What is asked
Omit all pictures. Copy the rest of the material exactly.

(Dataset rows about figures)
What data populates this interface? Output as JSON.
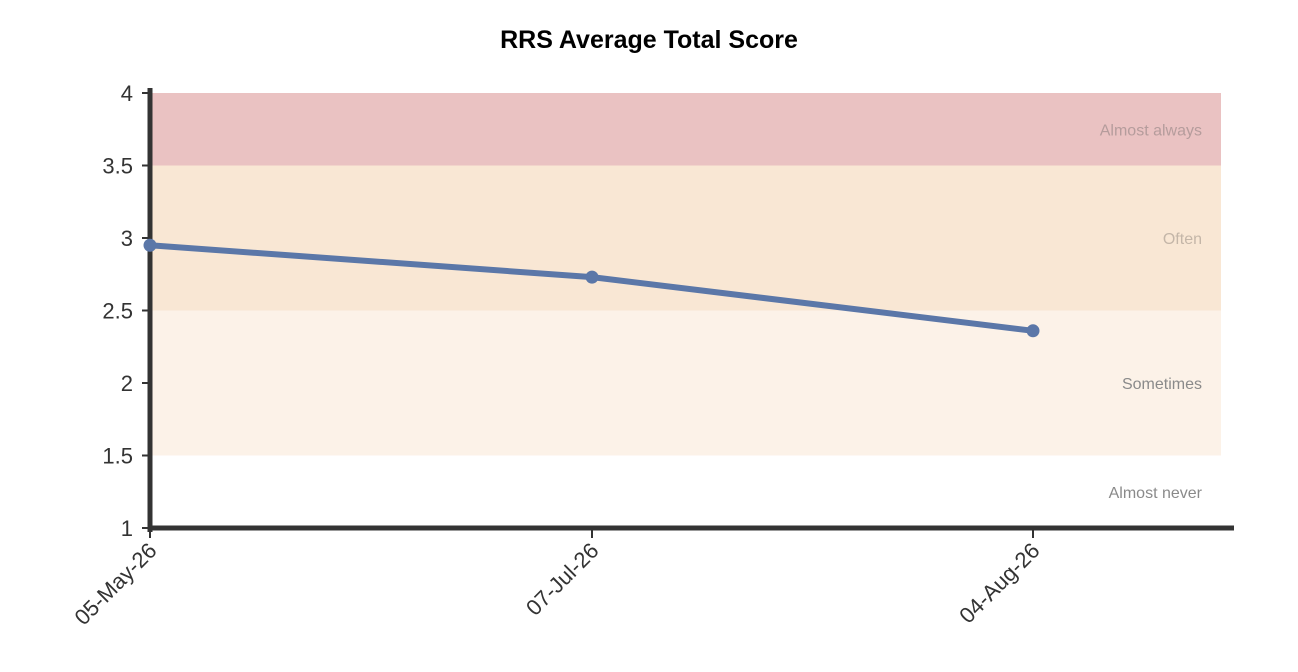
{
  "chart_data": {
    "type": "line",
    "title": "RRS Average Total Score",
    "xlabel": "",
    "ylabel": "",
    "x": [
      "05-May-26",
      "07-Jul-26",
      "04-Aug-26"
    ],
    "series": [
      {
        "values": [
          2.95,
          2.73,
          2.36
        ],
        "color": "#5b77a8"
      }
    ],
    "ylim": [
      1,
      4
    ],
    "yticks": [
      "1",
      "1.5",
      "2",
      "2.5",
      "3",
      "3.5",
      "4"
    ],
    "bands": [
      {
        "label": "Almost never",
        "from": 1,
        "to": 1.5,
        "color": "#ffffff",
        "label_color": "#8a8a8a"
      },
      {
        "label": "Sometimes",
        "from": 1.5,
        "to": 2.5,
        "color": "#fcf2e8",
        "label_color": "#8a8a8a"
      },
      {
        "label": "Often",
        "from": 2.5,
        "to": 3.5,
        "color": "#f9e7d4",
        "label_color": "#c4b6a8"
      },
      {
        "label": "Almost always",
        "from": 3.5,
        "to": 4,
        "color": "#eac2c2",
        "label_color": "#b59c9c"
      }
    ],
    "grid": false,
    "legend": "none"
  }
}
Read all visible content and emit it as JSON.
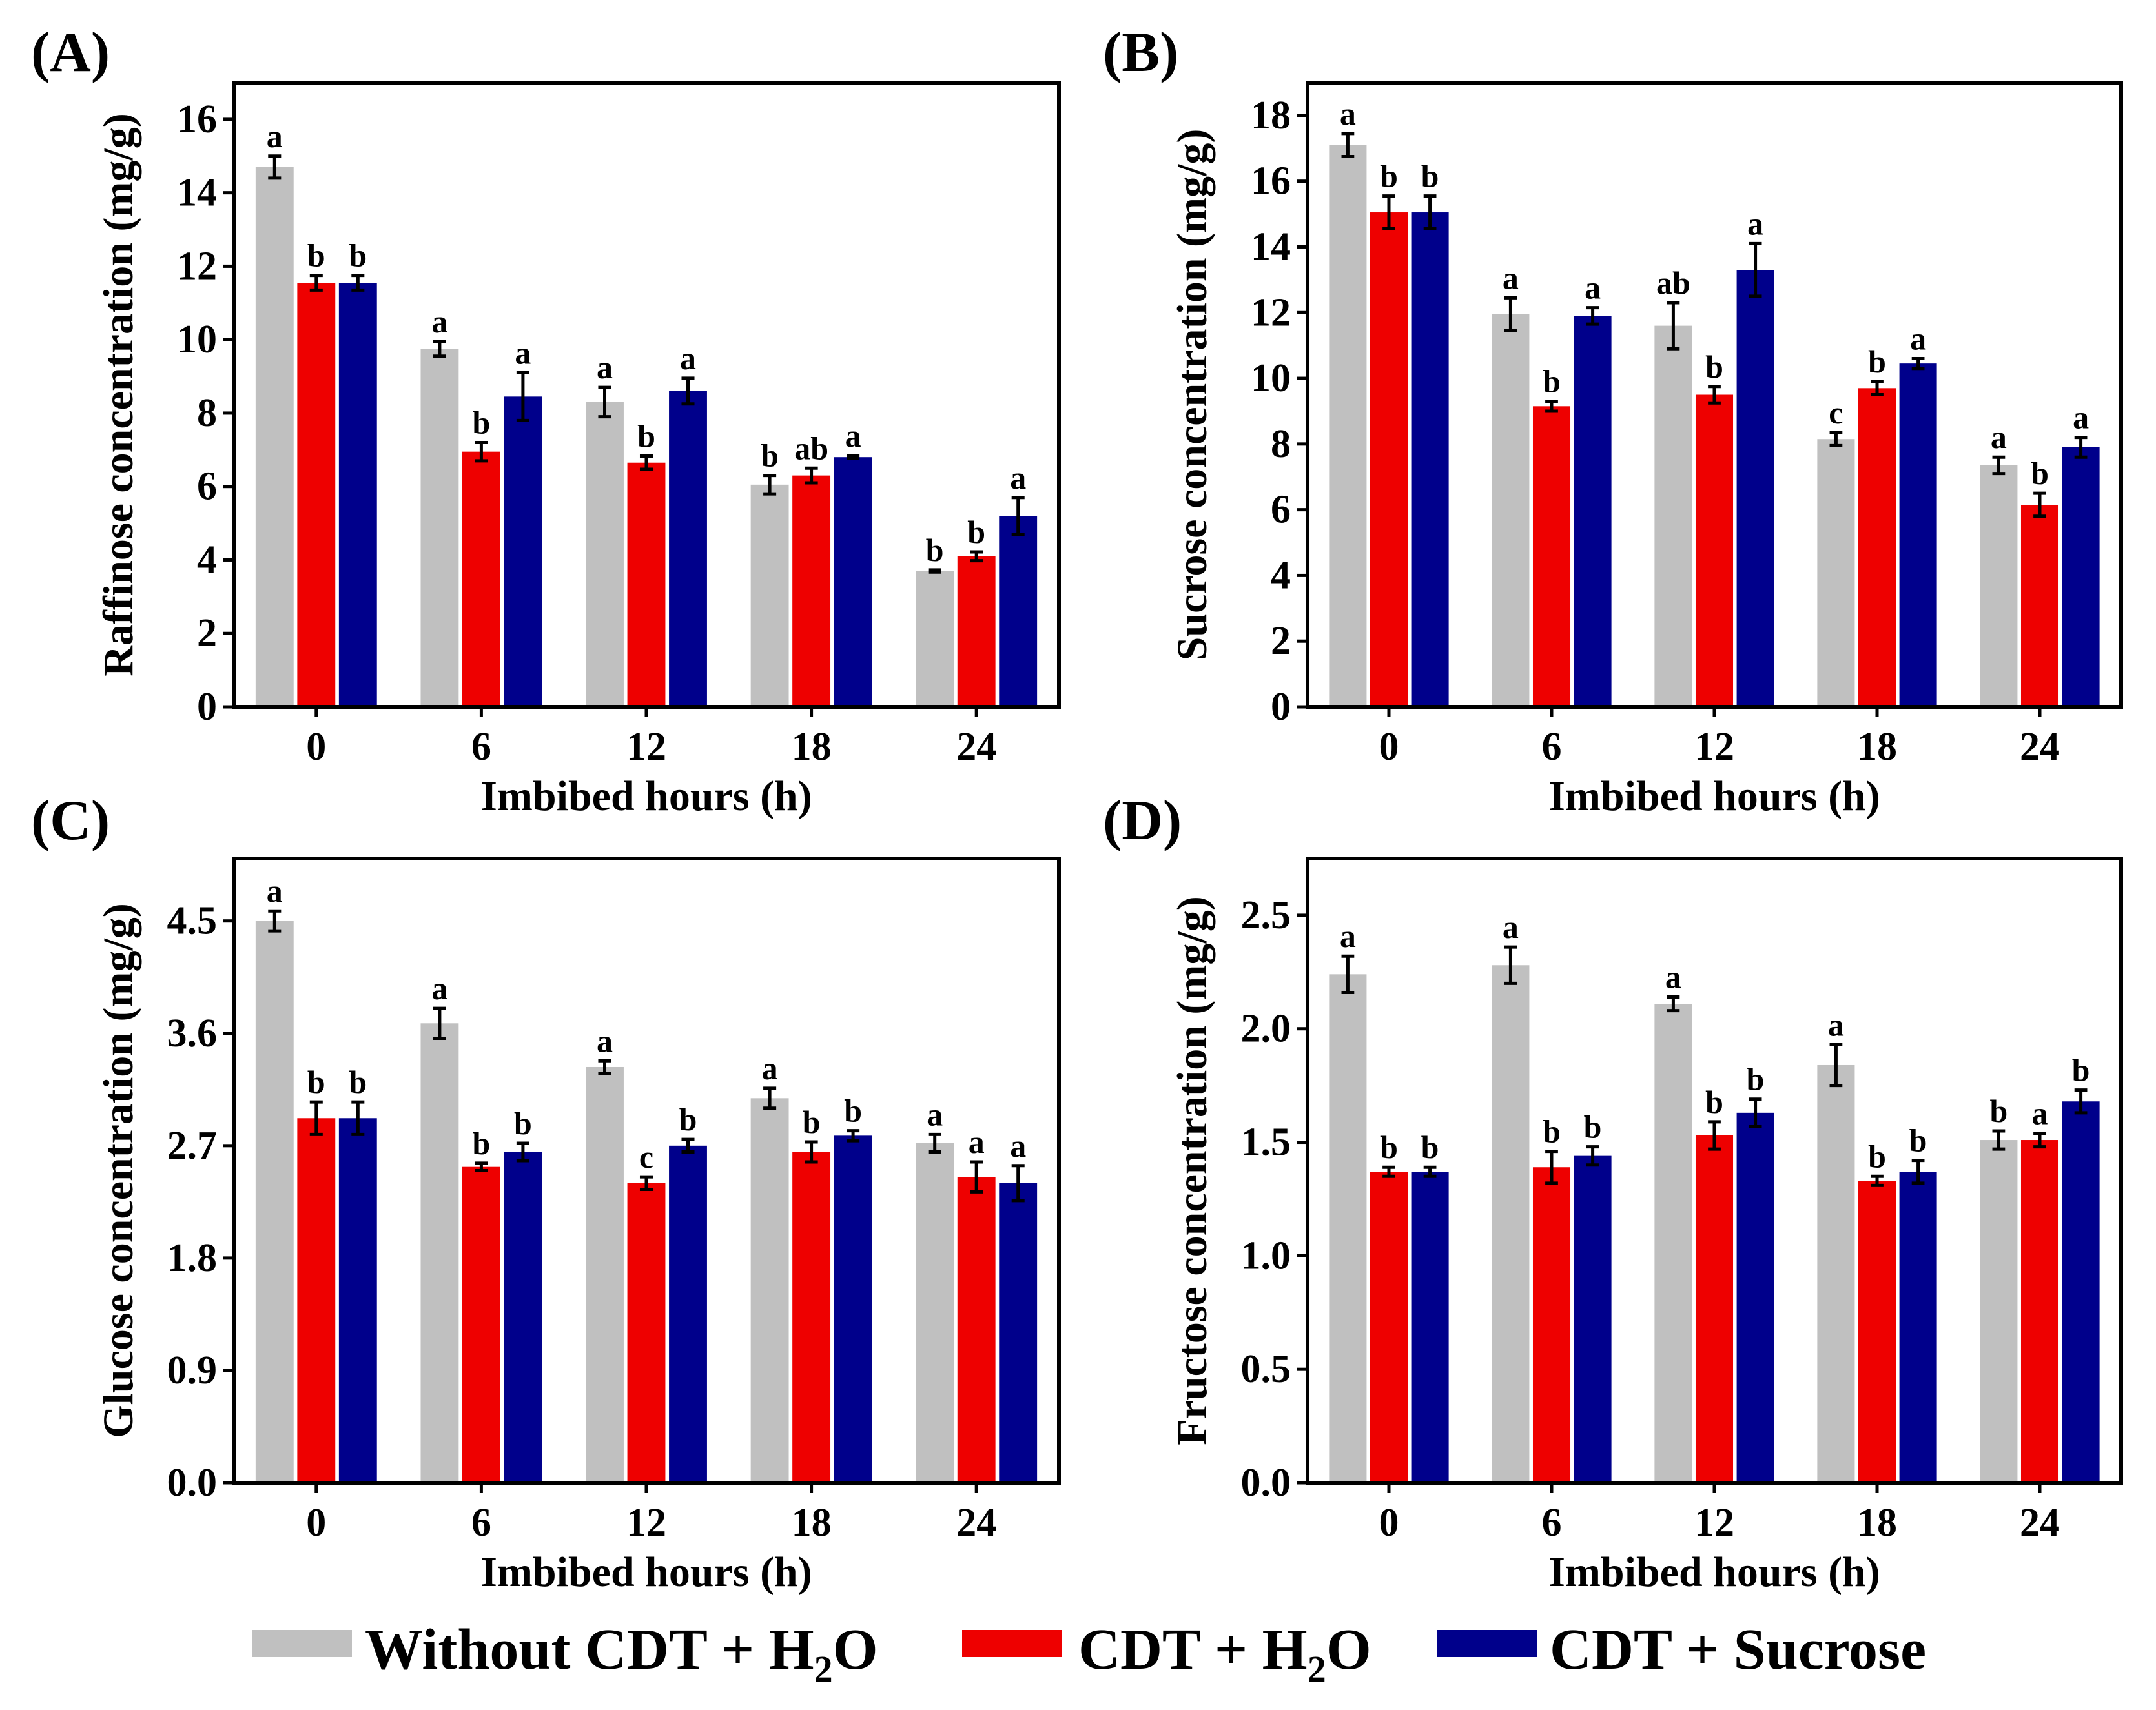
{
  "legend": [
    {
      "label": "Without CDT + H",
      "sub": "2",
      "tail": "O",
      "color": "#c0c0c0"
    },
    {
      "label": "CDT + H",
      "sub": "2",
      "tail": "O",
      "color": "#ee0000"
    },
    {
      "label": "CDT + Sucrose",
      "sub": "",
      "tail": "",
      "color": "#00008b"
    }
  ],
  "chart_data": [
    {
      "type": "bar",
      "panel": "(A)",
      "title": "",
      "xlabel": "Imbibed hours (h)",
      "ylabel": "Raffinose concentration (mg/g)",
      "categories": [
        "0",
        "6",
        "12",
        "18",
        "24"
      ],
      "ylim": [
        0,
        17
      ],
      "yticks": [
        "0",
        "2",
        "4",
        "6",
        "8",
        "10",
        "12",
        "14",
        "16"
      ],
      "ytick_values": [
        0,
        2,
        4,
        6,
        8,
        10,
        12,
        14,
        16
      ],
      "series": [
        {
          "name": "Without CDT + H2O",
          "values": [
            14.7,
            9.75,
            8.3,
            6.05,
            3.7
          ],
          "errors": [
            0.3,
            0.2,
            0.4,
            0.25,
            0.03
          ],
          "letters": [
            "a",
            "a",
            "a",
            "b",
            "b"
          ]
        },
        {
          "name": "CDT + H2O",
          "values": [
            11.55,
            6.95,
            6.65,
            6.3,
            4.1
          ],
          "errors": [
            0.2,
            0.25,
            0.18,
            0.2,
            0.12
          ],
          "letters": [
            "b",
            "b",
            "b",
            "ab",
            "b"
          ]
        },
        {
          "name": "CDT + Sucrose",
          "values": [
            11.55,
            8.45,
            8.6,
            6.8,
            5.2
          ],
          "errors": [
            0.2,
            0.65,
            0.35,
            0.04,
            0.5
          ],
          "letters": [
            "b",
            "a",
            "a",
            "a",
            "a"
          ]
        }
      ]
    },
    {
      "type": "bar",
      "panel": "(B)",
      "title": "",
      "xlabel": "Imbibed hours (h)",
      "ylabel": "Sucrose concentration (mg/g)",
      "categories": [
        "0",
        "6",
        "12",
        "18",
        "24"
      ],
      "ylim": [
        0,
        19
      ],
      "yticks": [
        "0",
        "2",
        "4",
        "6",
        "8",
        "10",
        "12",
        "14",
        "16",
        "18"
      ],
      "ytick_values": [
        0,
        2,
        4,
        6,
        8,
        10,
        12,
        14,
        16,
        18
      ],
      "series": [
        {
          "name": "Without CDT + H2O",
          "values": [
            17.1,
            11.95,
            11.6,
            8.15,
            7.35
          ],
          "errors": [
            0.35,
            0.5,
            0.7,
            0.2,
            0.25
          ],
          "letters": [
            "a",
            "a",
            "ab",
            "c",
            "a"
          ]
        },
        {
          "name": "CDT + H2O",
          "values": [
            15.05,
            9.15,
            9.5,
            9.7,
            6.15
          ],
          "errors": [
            0.5,
            0.15,
            0.25,
            0.2,
            0.35
          ],
          "letters": [
            "b",
            "b",
            "b",
            "b",
            "b"
          ]
        },
        {
          "name": "CDT + Sucrose",
          "values": [
            15.05,
            11.9,
            13.3,
            10.45,
            7.9
          ],
          "errors": [
            0.5,
            0.25,
            0.8,
            0.15,
            0.3
          ],
          "letters": [
            "b",
            "a",
            "a",
            "a",
            "a"
          ]
        }
      ]
    },
    {
      "type": "bar",
      "panel": "(C)",
      "title": "",
      "xlabel": "Imbibed hours (h)",
      "ylabel": "Glucose concentration (mg/g)",
      "categories": [
        "0",
        "6",
        "12",
        "18",
        "24"
      ],
      "ylim": [
        0,
        5.0
      ],
      "yticks": [
        "0.0",
        "0.9",
        "1.8",
        "2.7",
        "3.6",
        "4.5"
      ],
      "ytick_values": [
        0,
        0.9,
        1.8,
        2.7,
        3.6,
        4.5
      ],
      "series": [
        {
          "name": "Without CDT + H2O",
          "values": [
            4.5,
            3.68,
            3.33,
            3.08,
            2.72
          ],
          "errors": [
            0.08,
            0.12,
            0.05,
            0.08,
            0.07
          ],
          "letters": [
            "a",
            "a",
            "a",
            "a",
            "a"
          ]
        },
        {
          "name": "CDT + H2O",
          "values": [
            2.92,
            2.53,
            2.4,
            2.65,
            2.45
          ],
          "errors": [
            0.13,
            0.03,
            0.05,
            0.08,
            0.12
          ],
          "letters": [
            "b",
            "b",
            "c",
            "b",
            "a"
          ]
        },
        {
          "name": "CDT + Sucrose",
          "values": [
            2.92,
            2.65,
            2.7,
            2.78,
            2.4
          ],
          "errors": [
            0.13,
            0.07,
            0.05,
            0.04,
            0.14
          ],
          "letters": [
            "b",
            "b",
            "b",
            "b",
            "a"
          ]
        }
      ]
    },
    {
      "type": "bar",
      "panel": "(D)",
      "title": "",
      "xlabel": "Imbibed hours (h)",
      "ylabel": "Fructose concentration (mg/g)",
      "categories": [
        "0",
        "6",
        "12",
        "18",
        "24"
      ],
      "ylim": [
        0,
        2.75
      ],
      "yticks": [
        "0.0",
        "0.5",
        "1.0",
        "1.5",
        "2.0",
        "2.5"
      ],
      "ytick_values": [
        0,
        0.5,
        1.0,
        1.5,
        2.0,
        2.5
      ],
      "series": [
        {
          "name": "Without CDT + H2O",
          "values": [
            2.24,
            2.28,
            2.11,
            1.84,
            1.51
          ],
          "errors": [
            0.08,
            0.08,
            0.03,
            0.09,
            0.04
          ],
          "letters": [
            "a",
            "a",
            "a",
            "a",
            "b"
          ]
        },
        {
          "name": "CDT + H2O",
          "values": [
            1.37,
            1.39,
            1.53,
            1.33,
            1.51
          ],
          "errors": [
            0.02,
            0.07,
            0.06,
            0.02,
            0.03
          ],
          "letters": [
            "b",
            "b",
            "b",
            "b",
            "a"
          ]
        },
        {
          "name": "CDT + Sucrose",
          "values": [
            1.37,
            1.44,
            1.63,
            1.37,
            1.68
          ],
          "errors": [
            0.02,
            0.04,
            0.06,
            0.05,
            0.05
          ],
          "letters": [
            "b",
            "b",
            "b",
            "b",
            "b"
          ]
        }
      ]
    }
  ]
}
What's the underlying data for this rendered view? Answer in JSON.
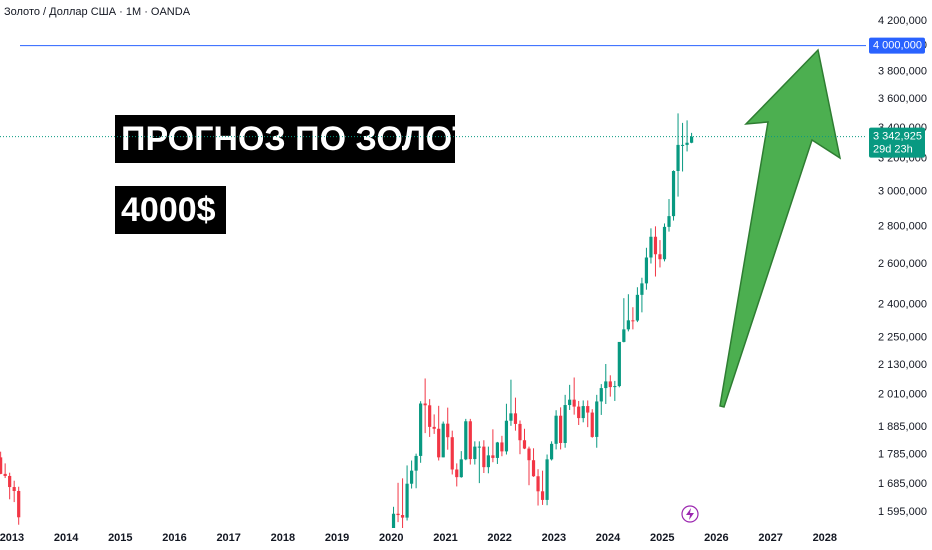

Reply to the task
What data populates this interface? Output as JSON.
{
  "chart_data": {
    "type": "line",
    "title": "RRS Average Total Score",
    "xlabel": "",
    "ylabel": "",
    "x": [
      "05-May-26",
      "07-Jul-26",
      "04-Aug-26"
    ],
    "series": [
      {
        "values": [
          2.95,
          2.73,
          2.36
        ],
        "color": "#5b77a8"
      }
    ],
    "ylim": [
      1,
      4
    ],
    "yticks": [
      "1",
      "1.5",
      "2",
      "2.5",
      "3",
      "3.5",
      "4"
    ],
    "bands": [
      {
        "label": "Almost never",
        "from": 1,
        "to": 1.5,
        "color": "#ffffff",
        "label_color": "#8a8a8a"
      },
      {
        "label": "Sometimes",
        "from": 1.5,
        "to": 2.5,
        "color": "#fcf2e8",
        "label_color": "#8a8a8a"
      },
      {
        "label": "Often",
        "from": 2.5,
        "to": 3.5,
        "color": "#f9e7d4",
        "label_color": "#c4b6a8"
      },
      {
        "label": "Almost always",
        "from": 3.5,
        "to": 4,
        "color": "#eac2c2",
        "label_color": "#b59c9c"
      }
    ],
    "grid": false,
    "legend": "none"
  }
}
Read all visible content and emit it as JSON.
{
  "legend": [
    {
      "label": "Without CDT + H",
      "sub": "2",
      "tail": "O",
      "color": "#c0c0c0"
    },
    {
      "label": "CDT + H",
      "sub": "2",
      "tail": "O",
      "color": "#ee0000"
    },
    {
      "label": "CDT + Sucrose",
      "sub": "",
      "tail": "",
      "color": "#00008b"
    }
  ],
  "chart_data": [
    {
      "type": "bar",
      "panel": "(A)",
      "title": "",
      "xlabel": "Imbibed hours (h)",
      "ylabel": "Raffinose concentration (mg/g)",
      "categories": [
        "0",
        "6",
        "12",
        "18",
        "24"
      ],
      "ylim": [
        0,
        17
      ],
      "yticks": [
        "0",
        "2",
        "4",
        "6",
        "8",
        "10",
        "12",
        "14",
        "16"
      ],
      "ytick_values": [
        0,
        2,
        4,
        6,
        8,
        10,
        12,
        14,
        16
      ],
      "series": [
        {
          "name": "Without CDT + H2O",
          "values": [
            14.7,
            9.75,
            8.3,
            6.05,
            3.7
          ],
          "errors": [
            0.3,
            0.2,
            0.4,
            0.25,
            0.03
          ],
          "letters": [
            "a",
            "a",
            "a",
            "b",
            "b"
          ]
        },
        {
          "name": "CDT + H2O",
          "values": [
            11.55,
            6.95,
            6.65,
            6.3,
            4.1
          ],
          "errors": [
            0.2,
            0.25,
            0.18,
            0.2,
            0.12
          ],
          "letters": [
            "b",
            "b",
            "b",
            "ab",
            "b"
          ]
        },
        {
          "name": "CDT + Sucrose",
          "values": [
            11.55,
            8.45,
            8.6,
            6.8,
            5.2
          ],
          "errors": [
            0.2,
            0.65,
            0.35,
            0.04,
            0.5
          ],
          "letters": [
            "b",
            "a",
            "a",
            "a",
            "a"
          ]
        }
      ]
    },
    {
      "type": "bar",
      "panel": "(B)",
      "title": "",
      "xlabel": "Imbibed hours (h)",
      "ylabel": "Sucrose concentration (mg/g)",
      "categories": [
        "0",
        "6",
        "12",
        "18",
        "24"
      ],
      "ylim": [
        0,
        19
      ],
      "yticks": [
        "0",
        "2",
        "4",
        "6",
        "8",
        "10",
        "12",
        "14",
        "16",
        "18"
      ],
      "ytick_values": [
        0,
        2,
        4,
        6,
        8,
        10,
        12,
        14,
        16,
        18
      ],
      "series": [
        {
          "name": "Without CDT + H2O",
          "values": [
            17.1,
            11.95,
            11.6,
            8.15,
            7.35
          ],
          "errors": [
            0.35,
            0.5,
            0.7,
            0.2,
            0.25
          ],
          "letters": [
            "a",
            "a",
            "ab",
            "c",
            "a"
          ]
        },
        {
          "name": "CDT + H2O",
          "values": [
            15.05,
            9.15,
            9.5,
            9.7,
            6.15
          ],
          "errors": [
            0.5,
            0.15,
            0.25,
            0.2,
            0.35
          ],
          "letters": [
            "b",
            "b",
            "b",
            "b",
            "b"
          ]
        },
        {
          "name": "CDT + Sucrose",
          "values": [
            15.05,
            11.9,
            13.3,
            10.45,
            7.9
          ],
          "errors": [
            0.5,
            0.25,
            0.8,
            0.15,
            0.3
          ],
          "letters": [
            "b",
            "a",
            "a",
            "a",
            "a"
          ]
        }
      ]
    },
    {
      "type": "bar",
      "panel": "(C)",
      "title": "",
      "xlabel": "Imbibed hours (h)",
      "ylabel": "Glucose concentration (mg/g)",
      "categories": [
        "0",
        "6",
        "12",
        "18",
        "24"
      ],
      "ylim": [
        0,
        5.0
      ],
      "yticks": [
        "0.0",
        "0.9",
        "1.8",
        "2.7",
        "3.6",
        "4.5"
      ],
      "ytick_values": [
        0,
        0.9,
        1.8,
        2.7,
        3.6,
        4.5
      ],
      "series": [
        {
          "name": "Without CDT + H2O",
          "values": [
            4.5,
            3.68,
            3.33,
            3.08,
            2.72
          ],
          "errors": [
            0.08,
            0.12,
            0.05,
            0.08,
            0.07
          ],
          "letters": [
            "a",
            "a",
            "a",
            "a",
            "a"
          ]
        },
        {
          "name": "CDT + H2O",
          "values": [
            2.92,
            2.53,
            2.4,
            2.65,
            2.45
          ],
          "errors": [
            0.13,
            0.03,
            0.05,
            0.08,
            0.12
          ],
          "letters": [
            "b",
            "b",
            "c",
            "b",
            "a"
          ]
        },
        {
          "name": "CDT + Sucrose",
          "values": [
            2.92,
            2.65,
            2.7,
            2.78,
            2.4
          ],
          "errors": [
            0.13,
            0.07,
            0.05,
            0.04,
            0.14
          ],
          "letters": [
            "b",
            "b",
            "b",
            "b",
            "a"
          ]
        }
      ]
    },
    {
      "type": "bar",
      "panel": "(D)",
      "title": "",
      "xlabel": "Imbibed hours (h)",
      "ylabel": "Fructose concentration (mg/g)",
      "categories": [
        "0",
        "6",
        "12",
        "18",
        "24"
      ],
      "ylim": [
        0,
        2.75
      ],
      "yticks": [
        "0.0",
        "0.5",
        "1.0",
        "1.5",
        "2.0",
        "2.5"
      ],
      "ytick_values": [
        0,
        0.5,
        1.0,
        1.5,
        2.0,
        2.5
      ],
      "series": [
        {
          "name": "Without CDT + H2O",
          "values": [
            2.24,
            2.28,
            2.11,
            1.84,
            1.51
          ],
          "errors": [
            0.08,
            0.08,
            0.03,
            0.09,
            0.04
          ],
          "letters": [
            "a",
            "a",
            "a",
            "a",
            "b"
          ]
        },
        {
          "name": "CDT + H2O",
          "values": [
            1.37,
            1.39,
            1.53,
            1.33,
            1.51
          ],
          "errors": [
            0.02,
            0.07,
            0.06,
            0.02,
            0.03
          ],
          "letters": [
            "b",
            "b",
            "b",
            "b",
            "a"
          ]
        },
        {
          "name": "CDT + Sucrose",
          "values": [
            1.37,
            1.44,
            1.63,
            1.37,
            1.68
          ],
          "errors": [
            0.02,
            0.04,
            0.06,
            0.05,
            0.05
          ],
          "letters": [
            "b",
            "b",
            "b",
            "b",
            "b"
          ]
        }
      ]
    }
  ]
}
What's the underlying data for this rendered view? Answer in JSON.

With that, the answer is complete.